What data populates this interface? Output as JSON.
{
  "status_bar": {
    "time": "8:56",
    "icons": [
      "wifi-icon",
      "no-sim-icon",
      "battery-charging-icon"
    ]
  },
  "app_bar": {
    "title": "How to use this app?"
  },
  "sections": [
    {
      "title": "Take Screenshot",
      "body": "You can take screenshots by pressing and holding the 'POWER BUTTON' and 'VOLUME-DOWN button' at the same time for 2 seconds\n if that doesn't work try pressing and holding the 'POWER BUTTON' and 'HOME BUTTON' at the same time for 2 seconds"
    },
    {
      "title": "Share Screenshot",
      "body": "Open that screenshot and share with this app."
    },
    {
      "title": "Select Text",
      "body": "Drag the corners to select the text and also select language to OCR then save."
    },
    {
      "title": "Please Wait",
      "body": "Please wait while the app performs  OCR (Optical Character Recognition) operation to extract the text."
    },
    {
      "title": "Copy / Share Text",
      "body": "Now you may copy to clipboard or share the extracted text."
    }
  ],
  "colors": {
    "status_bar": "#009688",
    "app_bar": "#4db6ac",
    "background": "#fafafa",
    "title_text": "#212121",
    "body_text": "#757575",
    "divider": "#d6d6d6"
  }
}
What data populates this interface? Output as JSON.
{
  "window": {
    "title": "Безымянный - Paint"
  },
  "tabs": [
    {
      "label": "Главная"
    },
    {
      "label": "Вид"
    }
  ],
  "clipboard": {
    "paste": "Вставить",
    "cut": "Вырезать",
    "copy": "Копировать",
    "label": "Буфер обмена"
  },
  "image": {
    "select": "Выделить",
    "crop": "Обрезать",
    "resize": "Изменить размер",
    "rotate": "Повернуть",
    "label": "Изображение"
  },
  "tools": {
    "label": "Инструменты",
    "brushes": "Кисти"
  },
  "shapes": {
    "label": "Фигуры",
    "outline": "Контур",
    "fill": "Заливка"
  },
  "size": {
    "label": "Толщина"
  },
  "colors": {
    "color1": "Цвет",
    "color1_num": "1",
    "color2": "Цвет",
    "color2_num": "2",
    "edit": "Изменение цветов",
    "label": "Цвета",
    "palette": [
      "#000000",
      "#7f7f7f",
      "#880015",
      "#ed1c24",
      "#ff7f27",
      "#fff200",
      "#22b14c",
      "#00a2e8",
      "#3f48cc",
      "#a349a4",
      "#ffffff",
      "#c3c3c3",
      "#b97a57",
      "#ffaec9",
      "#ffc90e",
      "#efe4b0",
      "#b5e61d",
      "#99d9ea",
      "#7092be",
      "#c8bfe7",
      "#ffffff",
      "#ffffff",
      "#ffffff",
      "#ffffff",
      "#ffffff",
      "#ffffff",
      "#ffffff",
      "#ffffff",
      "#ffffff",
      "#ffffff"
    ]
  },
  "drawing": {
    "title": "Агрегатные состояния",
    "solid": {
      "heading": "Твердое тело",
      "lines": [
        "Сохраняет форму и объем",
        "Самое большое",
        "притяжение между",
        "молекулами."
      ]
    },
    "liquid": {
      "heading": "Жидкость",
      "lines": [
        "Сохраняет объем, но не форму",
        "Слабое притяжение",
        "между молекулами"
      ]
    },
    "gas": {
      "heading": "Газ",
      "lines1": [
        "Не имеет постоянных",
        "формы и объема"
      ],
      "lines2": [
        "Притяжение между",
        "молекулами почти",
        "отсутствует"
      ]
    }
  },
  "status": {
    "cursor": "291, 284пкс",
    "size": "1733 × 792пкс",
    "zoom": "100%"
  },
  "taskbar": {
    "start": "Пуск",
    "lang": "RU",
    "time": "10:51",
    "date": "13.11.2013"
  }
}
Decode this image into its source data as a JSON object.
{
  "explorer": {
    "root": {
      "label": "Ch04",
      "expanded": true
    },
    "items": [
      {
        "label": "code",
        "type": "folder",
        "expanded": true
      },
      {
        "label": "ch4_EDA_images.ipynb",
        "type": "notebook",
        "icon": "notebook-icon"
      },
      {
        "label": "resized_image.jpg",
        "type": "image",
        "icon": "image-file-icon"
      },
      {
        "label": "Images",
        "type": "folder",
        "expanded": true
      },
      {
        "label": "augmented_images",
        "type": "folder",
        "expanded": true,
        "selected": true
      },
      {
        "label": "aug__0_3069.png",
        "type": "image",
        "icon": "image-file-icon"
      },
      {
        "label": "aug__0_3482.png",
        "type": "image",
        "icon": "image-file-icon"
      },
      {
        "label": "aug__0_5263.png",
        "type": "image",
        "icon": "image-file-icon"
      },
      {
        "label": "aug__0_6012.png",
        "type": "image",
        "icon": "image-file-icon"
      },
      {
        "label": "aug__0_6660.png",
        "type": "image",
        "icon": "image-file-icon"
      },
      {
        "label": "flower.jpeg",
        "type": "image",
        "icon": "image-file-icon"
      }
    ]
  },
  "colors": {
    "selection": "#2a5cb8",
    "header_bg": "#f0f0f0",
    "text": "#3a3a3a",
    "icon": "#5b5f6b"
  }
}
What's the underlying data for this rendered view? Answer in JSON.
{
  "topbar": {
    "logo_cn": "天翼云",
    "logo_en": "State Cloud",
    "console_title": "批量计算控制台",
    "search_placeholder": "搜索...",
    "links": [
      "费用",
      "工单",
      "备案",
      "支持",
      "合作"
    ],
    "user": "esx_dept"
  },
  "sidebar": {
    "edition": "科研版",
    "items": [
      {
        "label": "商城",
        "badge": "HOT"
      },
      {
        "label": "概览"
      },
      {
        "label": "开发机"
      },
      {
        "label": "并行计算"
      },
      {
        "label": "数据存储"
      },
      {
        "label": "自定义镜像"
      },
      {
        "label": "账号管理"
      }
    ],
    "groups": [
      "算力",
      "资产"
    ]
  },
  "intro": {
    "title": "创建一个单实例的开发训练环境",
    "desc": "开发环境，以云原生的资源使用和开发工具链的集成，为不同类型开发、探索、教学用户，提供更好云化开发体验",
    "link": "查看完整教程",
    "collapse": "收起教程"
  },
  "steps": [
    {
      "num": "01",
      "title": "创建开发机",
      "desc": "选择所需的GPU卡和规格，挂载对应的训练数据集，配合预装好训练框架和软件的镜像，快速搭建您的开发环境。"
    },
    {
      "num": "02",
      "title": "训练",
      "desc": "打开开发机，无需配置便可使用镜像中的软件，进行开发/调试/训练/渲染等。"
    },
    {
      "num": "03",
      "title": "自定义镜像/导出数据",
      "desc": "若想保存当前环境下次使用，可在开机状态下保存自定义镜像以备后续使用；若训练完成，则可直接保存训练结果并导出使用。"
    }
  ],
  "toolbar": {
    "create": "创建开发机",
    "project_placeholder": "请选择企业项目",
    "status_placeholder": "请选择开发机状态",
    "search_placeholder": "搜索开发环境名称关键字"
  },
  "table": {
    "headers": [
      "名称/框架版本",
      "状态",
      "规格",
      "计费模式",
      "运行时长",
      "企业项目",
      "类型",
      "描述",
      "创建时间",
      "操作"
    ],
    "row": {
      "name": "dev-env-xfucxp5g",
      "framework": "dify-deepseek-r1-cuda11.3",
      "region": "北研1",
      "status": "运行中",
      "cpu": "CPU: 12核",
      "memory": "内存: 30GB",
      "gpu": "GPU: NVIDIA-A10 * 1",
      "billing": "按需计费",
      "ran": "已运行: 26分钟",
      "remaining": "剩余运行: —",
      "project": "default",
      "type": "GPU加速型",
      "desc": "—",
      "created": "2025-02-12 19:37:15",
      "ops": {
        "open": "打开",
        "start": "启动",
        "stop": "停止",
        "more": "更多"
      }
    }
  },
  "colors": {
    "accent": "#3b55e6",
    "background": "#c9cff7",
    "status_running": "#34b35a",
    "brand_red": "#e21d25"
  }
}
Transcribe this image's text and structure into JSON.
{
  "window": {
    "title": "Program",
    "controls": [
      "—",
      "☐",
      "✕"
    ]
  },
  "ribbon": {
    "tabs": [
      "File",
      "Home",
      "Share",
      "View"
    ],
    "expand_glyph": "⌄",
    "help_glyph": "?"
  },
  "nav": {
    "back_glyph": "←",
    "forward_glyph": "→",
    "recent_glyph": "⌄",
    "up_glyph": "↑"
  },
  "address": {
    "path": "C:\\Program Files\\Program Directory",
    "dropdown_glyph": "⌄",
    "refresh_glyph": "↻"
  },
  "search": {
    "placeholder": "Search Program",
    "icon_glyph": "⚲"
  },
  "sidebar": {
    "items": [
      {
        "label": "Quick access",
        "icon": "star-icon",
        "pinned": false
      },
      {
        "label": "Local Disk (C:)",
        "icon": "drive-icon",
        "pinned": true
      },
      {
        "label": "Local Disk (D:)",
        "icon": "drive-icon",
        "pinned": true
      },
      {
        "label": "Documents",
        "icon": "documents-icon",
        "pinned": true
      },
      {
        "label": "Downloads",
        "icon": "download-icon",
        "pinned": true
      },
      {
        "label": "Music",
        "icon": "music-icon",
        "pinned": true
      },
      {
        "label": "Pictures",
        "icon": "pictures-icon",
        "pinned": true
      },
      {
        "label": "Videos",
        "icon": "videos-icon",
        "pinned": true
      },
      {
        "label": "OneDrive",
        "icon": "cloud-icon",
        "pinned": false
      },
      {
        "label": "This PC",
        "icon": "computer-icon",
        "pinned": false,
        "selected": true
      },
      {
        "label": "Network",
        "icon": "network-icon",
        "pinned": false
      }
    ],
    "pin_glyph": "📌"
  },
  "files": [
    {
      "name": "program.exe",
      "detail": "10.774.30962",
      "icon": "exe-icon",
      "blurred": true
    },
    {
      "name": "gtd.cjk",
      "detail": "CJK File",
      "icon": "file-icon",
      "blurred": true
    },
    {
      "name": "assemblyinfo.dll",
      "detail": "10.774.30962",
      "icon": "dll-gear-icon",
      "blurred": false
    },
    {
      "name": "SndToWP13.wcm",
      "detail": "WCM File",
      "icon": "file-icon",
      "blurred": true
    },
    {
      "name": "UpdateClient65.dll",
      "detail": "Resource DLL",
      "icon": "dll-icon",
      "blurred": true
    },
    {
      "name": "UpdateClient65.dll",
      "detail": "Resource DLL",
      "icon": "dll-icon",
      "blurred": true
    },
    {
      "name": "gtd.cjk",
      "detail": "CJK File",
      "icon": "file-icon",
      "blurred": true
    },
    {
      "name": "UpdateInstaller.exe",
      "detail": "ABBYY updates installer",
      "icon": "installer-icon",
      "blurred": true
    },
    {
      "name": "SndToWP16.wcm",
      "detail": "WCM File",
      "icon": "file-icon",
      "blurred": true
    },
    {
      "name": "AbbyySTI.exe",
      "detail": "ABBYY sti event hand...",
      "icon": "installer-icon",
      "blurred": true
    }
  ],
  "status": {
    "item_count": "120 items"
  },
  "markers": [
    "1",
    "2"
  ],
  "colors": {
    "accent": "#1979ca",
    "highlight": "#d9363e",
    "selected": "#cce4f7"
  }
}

§ **Exercise**:
Go through the data and count each line that has the word "clipboard", then give the total alone.

§ **Response below**:
2